WHAT NEEDS TO BE DONE ->
Reproduce only the lines that run from the line with "Parse this chart: output" to the last line of the material, both ends included, exactly as they appear.

LISTED ENTRIES ->

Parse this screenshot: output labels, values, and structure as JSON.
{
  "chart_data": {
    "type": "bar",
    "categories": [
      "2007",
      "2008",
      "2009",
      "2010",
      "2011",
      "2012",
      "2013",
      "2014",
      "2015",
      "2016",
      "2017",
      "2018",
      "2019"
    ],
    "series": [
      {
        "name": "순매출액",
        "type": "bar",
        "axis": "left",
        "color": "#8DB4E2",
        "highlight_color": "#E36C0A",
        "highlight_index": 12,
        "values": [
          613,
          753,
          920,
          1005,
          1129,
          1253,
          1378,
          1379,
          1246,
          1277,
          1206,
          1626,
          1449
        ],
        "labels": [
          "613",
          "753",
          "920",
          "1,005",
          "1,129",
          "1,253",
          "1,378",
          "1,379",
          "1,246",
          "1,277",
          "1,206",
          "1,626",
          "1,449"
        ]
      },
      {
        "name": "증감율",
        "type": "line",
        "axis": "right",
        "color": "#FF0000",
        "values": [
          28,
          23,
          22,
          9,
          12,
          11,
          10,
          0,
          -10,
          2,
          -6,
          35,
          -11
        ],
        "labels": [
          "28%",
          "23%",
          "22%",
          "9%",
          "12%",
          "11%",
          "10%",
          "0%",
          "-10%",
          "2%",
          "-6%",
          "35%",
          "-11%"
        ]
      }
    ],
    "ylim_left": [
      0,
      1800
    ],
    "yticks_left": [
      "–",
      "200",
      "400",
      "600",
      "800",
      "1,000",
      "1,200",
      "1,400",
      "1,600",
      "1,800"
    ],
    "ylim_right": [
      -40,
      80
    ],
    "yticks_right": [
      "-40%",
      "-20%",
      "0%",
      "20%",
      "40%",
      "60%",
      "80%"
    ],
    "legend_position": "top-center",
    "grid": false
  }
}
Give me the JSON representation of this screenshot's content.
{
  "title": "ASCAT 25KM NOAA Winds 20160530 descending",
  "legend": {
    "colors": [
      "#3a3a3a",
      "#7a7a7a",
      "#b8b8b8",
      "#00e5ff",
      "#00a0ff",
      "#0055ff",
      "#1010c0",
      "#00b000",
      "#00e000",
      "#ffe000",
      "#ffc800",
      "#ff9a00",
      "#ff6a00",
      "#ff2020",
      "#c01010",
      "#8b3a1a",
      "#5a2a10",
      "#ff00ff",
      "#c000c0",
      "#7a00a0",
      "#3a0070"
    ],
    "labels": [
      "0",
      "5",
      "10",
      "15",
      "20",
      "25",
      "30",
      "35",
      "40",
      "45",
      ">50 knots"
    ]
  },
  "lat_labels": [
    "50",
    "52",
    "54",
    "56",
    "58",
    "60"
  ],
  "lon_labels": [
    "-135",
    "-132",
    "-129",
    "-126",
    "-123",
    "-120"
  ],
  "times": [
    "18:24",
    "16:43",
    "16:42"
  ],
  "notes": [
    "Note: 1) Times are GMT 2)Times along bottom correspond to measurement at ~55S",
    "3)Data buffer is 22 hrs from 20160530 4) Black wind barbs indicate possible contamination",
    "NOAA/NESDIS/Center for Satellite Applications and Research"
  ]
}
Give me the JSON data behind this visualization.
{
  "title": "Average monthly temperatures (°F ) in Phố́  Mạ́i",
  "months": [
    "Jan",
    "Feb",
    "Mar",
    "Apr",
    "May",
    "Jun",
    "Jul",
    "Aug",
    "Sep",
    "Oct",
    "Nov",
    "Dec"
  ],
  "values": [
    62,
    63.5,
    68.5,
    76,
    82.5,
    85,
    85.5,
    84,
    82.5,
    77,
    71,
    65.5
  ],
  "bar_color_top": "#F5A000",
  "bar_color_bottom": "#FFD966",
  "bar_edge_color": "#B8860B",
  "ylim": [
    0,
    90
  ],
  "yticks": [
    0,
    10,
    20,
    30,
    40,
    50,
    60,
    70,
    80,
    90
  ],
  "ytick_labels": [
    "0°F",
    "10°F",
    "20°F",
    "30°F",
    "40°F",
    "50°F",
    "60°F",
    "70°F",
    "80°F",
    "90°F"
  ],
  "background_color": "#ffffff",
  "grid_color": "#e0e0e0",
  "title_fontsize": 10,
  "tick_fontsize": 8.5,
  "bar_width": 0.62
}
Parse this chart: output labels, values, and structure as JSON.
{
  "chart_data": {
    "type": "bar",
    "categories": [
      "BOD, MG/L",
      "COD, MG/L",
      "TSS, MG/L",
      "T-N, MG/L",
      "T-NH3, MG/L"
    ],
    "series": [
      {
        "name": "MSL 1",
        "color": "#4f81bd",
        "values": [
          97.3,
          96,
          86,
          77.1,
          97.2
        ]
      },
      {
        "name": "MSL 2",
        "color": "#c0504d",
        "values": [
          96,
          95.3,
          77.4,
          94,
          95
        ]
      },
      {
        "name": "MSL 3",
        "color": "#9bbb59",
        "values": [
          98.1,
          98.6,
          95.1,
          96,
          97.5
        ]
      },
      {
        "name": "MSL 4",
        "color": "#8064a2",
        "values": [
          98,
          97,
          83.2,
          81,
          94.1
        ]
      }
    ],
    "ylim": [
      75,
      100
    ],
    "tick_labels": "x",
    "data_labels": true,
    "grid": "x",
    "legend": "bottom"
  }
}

RESULT OF THIS EXERCISE ->
Parse this chart: output labels, values, and structure as JSON.
{
  "chart_data": {
    "type": "bar",
    "categories": [
      "BOD, MG/L",
      "COD, MG/L",
      "TSS, MG/L",
      "T-N, MG/L",
      "T-NH3, MG/L"
    ],
    "series": [
      {
        "name": "MSL 1",
        "color": "#4f81bd",
        "values": [
          97.3,
          96,
          86,
          77.1,
          97.2
        ]
      },
      {
        "name": "MSL 2",
        "color": "#c0504d",
        "values": [
          96,
          95.3,
          77.4,
          94,
          95
        ]
      },
      {
        "name": "MSL 3",
        "color": "#9bbb59",
        "values": [
          98.1,
          98.6,
          95.1,
          96,
          97.5
        ]
      },
      {
        "name": "MSL 4",
        "color": "#8064a2",
        "values": [
          98,
          97,
          83.2,
          81,
          94.1
        ]
      }
    ],
    "ylim": [
      75,
      100
    ],
    "tick_labels": "x",
    "data_labels": true,
    "grid": "x",
    "legend": "bottom"
  }
}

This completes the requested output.